[SET EXERCISE]: Transcribe every entry word for word, but skip the images.

[EXTRACTED ENTRIES]:
↓

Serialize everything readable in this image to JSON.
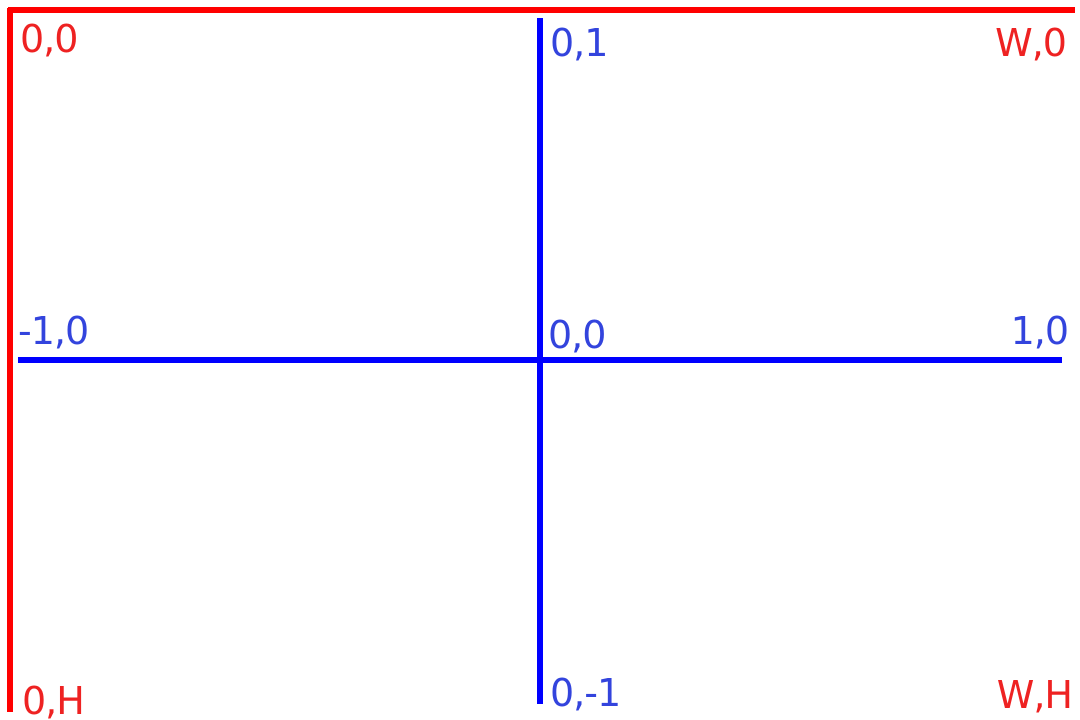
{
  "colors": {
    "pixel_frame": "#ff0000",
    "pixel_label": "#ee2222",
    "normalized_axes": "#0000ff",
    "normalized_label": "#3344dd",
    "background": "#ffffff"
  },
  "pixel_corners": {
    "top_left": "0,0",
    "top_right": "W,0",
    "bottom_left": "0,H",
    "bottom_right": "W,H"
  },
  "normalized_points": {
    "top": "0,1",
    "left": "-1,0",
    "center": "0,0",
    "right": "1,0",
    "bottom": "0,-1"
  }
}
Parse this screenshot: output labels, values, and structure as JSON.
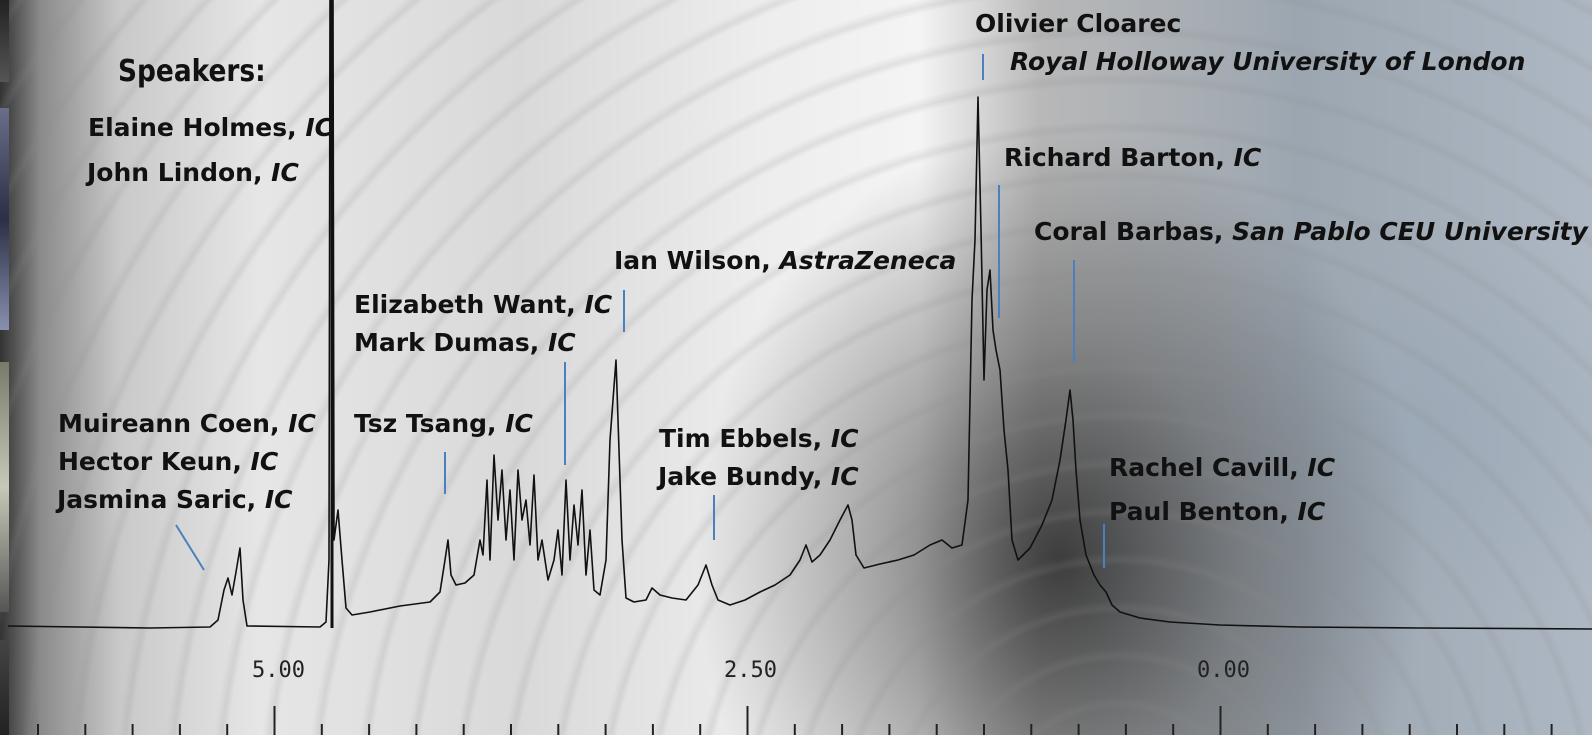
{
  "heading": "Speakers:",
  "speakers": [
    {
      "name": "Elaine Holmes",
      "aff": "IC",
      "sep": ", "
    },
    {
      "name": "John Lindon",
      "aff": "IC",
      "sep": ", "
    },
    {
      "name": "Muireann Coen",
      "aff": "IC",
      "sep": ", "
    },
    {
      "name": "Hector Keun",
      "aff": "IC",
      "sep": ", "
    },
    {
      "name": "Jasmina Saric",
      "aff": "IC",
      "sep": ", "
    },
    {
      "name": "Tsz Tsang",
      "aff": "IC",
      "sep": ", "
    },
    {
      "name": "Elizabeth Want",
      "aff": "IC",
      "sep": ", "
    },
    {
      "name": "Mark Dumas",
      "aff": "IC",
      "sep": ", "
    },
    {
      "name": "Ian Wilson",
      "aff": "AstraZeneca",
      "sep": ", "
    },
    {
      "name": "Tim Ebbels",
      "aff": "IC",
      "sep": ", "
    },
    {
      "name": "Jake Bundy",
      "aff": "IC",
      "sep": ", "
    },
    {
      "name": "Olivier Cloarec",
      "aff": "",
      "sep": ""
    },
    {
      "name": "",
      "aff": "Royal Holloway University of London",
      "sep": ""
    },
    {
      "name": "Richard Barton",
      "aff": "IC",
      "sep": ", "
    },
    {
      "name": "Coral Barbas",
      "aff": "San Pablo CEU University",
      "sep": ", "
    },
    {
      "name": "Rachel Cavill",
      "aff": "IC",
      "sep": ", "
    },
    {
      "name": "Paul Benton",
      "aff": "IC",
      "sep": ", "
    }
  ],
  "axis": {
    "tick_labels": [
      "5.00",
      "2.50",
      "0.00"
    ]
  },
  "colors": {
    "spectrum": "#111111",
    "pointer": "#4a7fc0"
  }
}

↑

[TASK OUTPUT]:
Serialize everything readable in this image to JSON.
{
  "colors": {
    "pixel_frame": "#ff0000",
    "pixel_label": "#ee2222",
    "normalized_axes": "#0000ff",
    "normalized_label": "#3344dd",
    "background": "#ffffff"
  },
  "pixel_corners": {
    "top_left": "0,0",
    "top_right": "W,0",
    "bottom_left": "0,H",
    "bottom_right": "W,H"
  },
  "normalized_points": {
    "top": "0,1",
    "left": "-1,0",
    "center": "0,0",
    "right": "1,0",
    "bottom": "0,-1"
  }
}
Parse this screenshot: output labels, values, and structure as JSON.
{
  "heading": "Speakers:",
  "speakers": [
    {
      "name": "Elaine Holmes",
      "aff": "IC",
      "sep": ", "
    },
    {
      "name": "John Lindon",
      "aff": "IC",
      "sep": ", "
    },
    {
      "name": "Muireann Coen",
      "aff": "IC",
      "sep": ", "
    },
    {
      "name": "Hector Keun",
      "aff": "IC",
      "sep": ", "
    },
    {
      "name": "Jasmina Saric",
      "aff": "IC",
      "sep": ", "
    },
    {
      "name": "Tsz Tsang",
      "aff": "IC",
      "sep": ", "
    },
    {
      "name": "Elizabeth Want",
      "aff": "IC",
      "sep": ", "
    },
    {
      "name": "Mark Dumas",
      "aff": "IC",
      "sep": ", "
    },
    {
      "name": "Ian Wilson",
      "aff": "AstraZeneca",
      "sep": ", "
    },
    {
      "name": "Tim Ebbels",
      "aff": "IC",
      "sep": ", "
    },
    {
      "name": "Jake Bundy",
      "aff": "IC",
      "sep": ", "
    },
    {
      "name": "Olivier Cloarec",
      "aff": "",
      "sep": ""
    },
    {
      "name": "",
      "aff": "Royal Holloway University of London",
      "sep": ""
    },
    {
      "name": "Richard Barton",
      "aff": "IC",
      "sep": ", "
    },
    {
      "name": "Coral Barbas",
      "aff": "San Pablo CEU University",
      "sep": ", "
    },
    {
      "name": "Rachel Cavill",
      "aff": "IC",
      "sep": ", "
    },
    {
      "name": "Paul Benton",
      "aff": "IC",
      "sep": ", "
    }
  ],
  "axis": {
    "tick_labels": [
      "5.00",
      "2.50",
      "0.00"
    ]
  },
  "colors": {
    "spectrum": "#111111",
    "pointer": "#4a7fc0"
  }
}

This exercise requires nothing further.